Log Tecla 16 April 2014 - Back on the North side of the world -

(may the toilet water always flush the same way)
After more then a year of sailing on the Southern Hemespere, we have ( today at 14:00 board time) crossed the equator back onto the North side of the world. Things should be getting back to normal pretty soon... no more toilet flushing the opposite direction, no more weather systems turning the other way, no more upside down or backwards compass reading (rest assure only the weather system actually happened). But most off all, the end off our southern adventure. Already a little homesick we thought back about Brazil today and Australia and New Zealand are once more on the other side off the world, which makes them pretty far away again...

Written instruction 1:
Please retype the entries from the first line through the line containing "- bullet-line: Take", both ends included, with every character unchanged.
Written instruction 2:
Continue the sailing log about crossing the equator, starting after its last sentence.

Supplied records:
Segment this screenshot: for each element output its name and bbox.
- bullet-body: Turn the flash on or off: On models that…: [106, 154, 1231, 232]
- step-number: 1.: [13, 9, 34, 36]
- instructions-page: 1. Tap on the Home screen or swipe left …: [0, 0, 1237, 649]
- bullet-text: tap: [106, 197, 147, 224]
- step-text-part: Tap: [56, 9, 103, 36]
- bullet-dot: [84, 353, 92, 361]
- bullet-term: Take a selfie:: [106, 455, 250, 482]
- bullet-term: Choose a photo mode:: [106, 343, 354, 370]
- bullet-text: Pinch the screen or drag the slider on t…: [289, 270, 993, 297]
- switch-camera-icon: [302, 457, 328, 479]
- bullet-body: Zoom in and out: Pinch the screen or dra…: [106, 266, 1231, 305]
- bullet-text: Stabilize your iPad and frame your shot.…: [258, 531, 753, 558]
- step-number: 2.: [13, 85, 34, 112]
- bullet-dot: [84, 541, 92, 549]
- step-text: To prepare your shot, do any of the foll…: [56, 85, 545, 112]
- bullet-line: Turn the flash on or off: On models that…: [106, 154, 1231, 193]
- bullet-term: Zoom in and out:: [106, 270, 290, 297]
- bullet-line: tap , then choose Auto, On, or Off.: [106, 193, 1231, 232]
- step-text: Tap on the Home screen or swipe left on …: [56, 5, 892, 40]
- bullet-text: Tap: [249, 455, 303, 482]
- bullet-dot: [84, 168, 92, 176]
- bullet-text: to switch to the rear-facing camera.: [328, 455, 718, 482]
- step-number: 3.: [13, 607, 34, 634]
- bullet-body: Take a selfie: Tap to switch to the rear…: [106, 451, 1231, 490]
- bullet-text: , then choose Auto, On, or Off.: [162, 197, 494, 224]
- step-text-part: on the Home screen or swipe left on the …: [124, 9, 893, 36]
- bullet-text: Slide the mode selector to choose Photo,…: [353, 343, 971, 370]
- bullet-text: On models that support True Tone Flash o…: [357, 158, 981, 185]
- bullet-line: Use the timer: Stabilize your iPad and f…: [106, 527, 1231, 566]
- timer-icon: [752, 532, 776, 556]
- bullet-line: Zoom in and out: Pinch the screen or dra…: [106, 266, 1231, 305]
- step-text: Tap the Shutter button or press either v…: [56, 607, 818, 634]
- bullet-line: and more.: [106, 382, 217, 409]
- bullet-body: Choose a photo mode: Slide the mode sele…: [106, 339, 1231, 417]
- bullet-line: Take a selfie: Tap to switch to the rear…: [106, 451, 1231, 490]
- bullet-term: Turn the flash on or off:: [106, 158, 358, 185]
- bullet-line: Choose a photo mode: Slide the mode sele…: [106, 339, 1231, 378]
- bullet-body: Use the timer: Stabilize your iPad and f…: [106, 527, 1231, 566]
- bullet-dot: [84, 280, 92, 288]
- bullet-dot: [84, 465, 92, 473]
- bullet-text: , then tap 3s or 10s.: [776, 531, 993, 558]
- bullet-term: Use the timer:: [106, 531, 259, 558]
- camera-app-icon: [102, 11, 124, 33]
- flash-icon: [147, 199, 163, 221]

Final result 1:
Segment this screenshot: for each element output its name and bbox.
- bullet-body: Turn the flash on or off: On models that…: [106, 154, 1231, 232]
- step-number: 1.: [13, 9, 34, 36]
- instructions-page: 1. Tap on the Home screen or swipe left …: [0, 0, 1237, 649]
- bullet-text: tap: [106, 197, 147, 224]
- step-text-part: Tap: [56, 9, 103, 36]
- bullet-dot: [84, 353, 92, 361]
- bullet-term: Take a selfie:: [106, 455, 250, 482]
- bullet-term: Choose a photo mode:: [106, 343, 354, 370]
- bullet-text: Pinch the screen or drag the slider on t…: [289, 270, 993, 297]
- switch-camera-icon: [302, 457, 328, 479]
- bullet-body: Zoom in and out: Pinch the screen or dra…: [106, 266, 1231, 305]
- bullet-text: Stabilize your iPad and frame your shot.…: [258, 531, 753, 558]
- step-number: 2.: [13, 85, 34, 112]
- bullet-dot: [84, 541, 92, 549]
- step-text: To prepare your shot, do any of the foll…: [56, 85, 545, 112]
- bullet-line: Turn the flash on or off: On models that…: [106, 154, 1231, 193]
- bullet-term: Zoom in and out:: [106, 270, 290, 297]
- bullet-line: tap , then choose Auto, On, or Off.: [106, 193, 1231, 232]
- step-text: Tap on the Home screen or swipe left on …: [56, 5, 892, 40]
- bullet-text: Tap: [249, 455, 303, 482]
- bullet-dot: [84, 168, 92, 176]
- bullet-text: to switch to the rear-facing camera.: [328, 455, 718, 482]
- step-number: 3.: [13, 607, 34, 634]
- bullet-body: Take a selfie: Tap to switch to the rear…: [106, 451, 1231, 490]
- bullet-text: , then choose Auto, On, or Off.: [162, 197, 494, 224]
- step-text-part: on the Home screen or swipe left on the …: [124, 9, 893, 36]
- bullet-text: Slide the mode selector to choose Photo,…: [353, 343, 971, 370]
- bullet-text: On models that support True Tone Flash o…: [357, 158, 981, 185]
- bullet-line: Use the timer: Stabilize your iPad and f…: [106, 527, 1231, 566]
- timer-icon: [752, 532, 776, 556]
- bullet-line: Zoom in and out: Pinch the screen or dra…: [106, 266, 1231, 305]
- step-text: Tap the Shutter button or press either v…: [56, 607, 818, 634]
- bullet-line: and more.: [106, 382, 217, 409]
- bullet-body: Choose a photo mode: Slide the mode sele…: [106, 339, 1231, 417]
- bullet-line: Take a selfie: Tap to switch to the rear…: [106, 451, 1231, 490]

Final result 2:
But we went out with a blast! Last night we had a Lunar Eclips! Without knowing it I was staring at the (what I thought was a) full moon and all of a sudden I saw a piece off the top was missing around

3 in the morning... And by 4 o clock the full moon was covered in shade, such an amazing sight!! In the old days the sailors did not know what to make of the lunar eclips, and what you do not understand,

can not possibly be anything good, so it must be an omen off something bad.. Lucky for us it was not.. although we lost the wind and truely ended up in the Doldrums, we made our way further in under engine and where blessed with a visit of Neptune, just before the equator... Our new, fresh of the maritime academy in Enkhuizen, new to ocean sailing, Pollywog Tony - had to be entered and welcomed into the domain of Neptune as a Shellback with a worthy name.. Tony got his assignment, underwent the ceremony and came out as - Tony "dog tooth" Tuna.


Neptune left, we crossed the equator, went for a swim on the equator and then left again under engine. Now with sails as support, there is a little bit off wind again, but not enough to sail. We are surrounded by showers, hopefully the morning will give us a beautiful sight of the island Soa Pedro e Soa Paolo and some wind.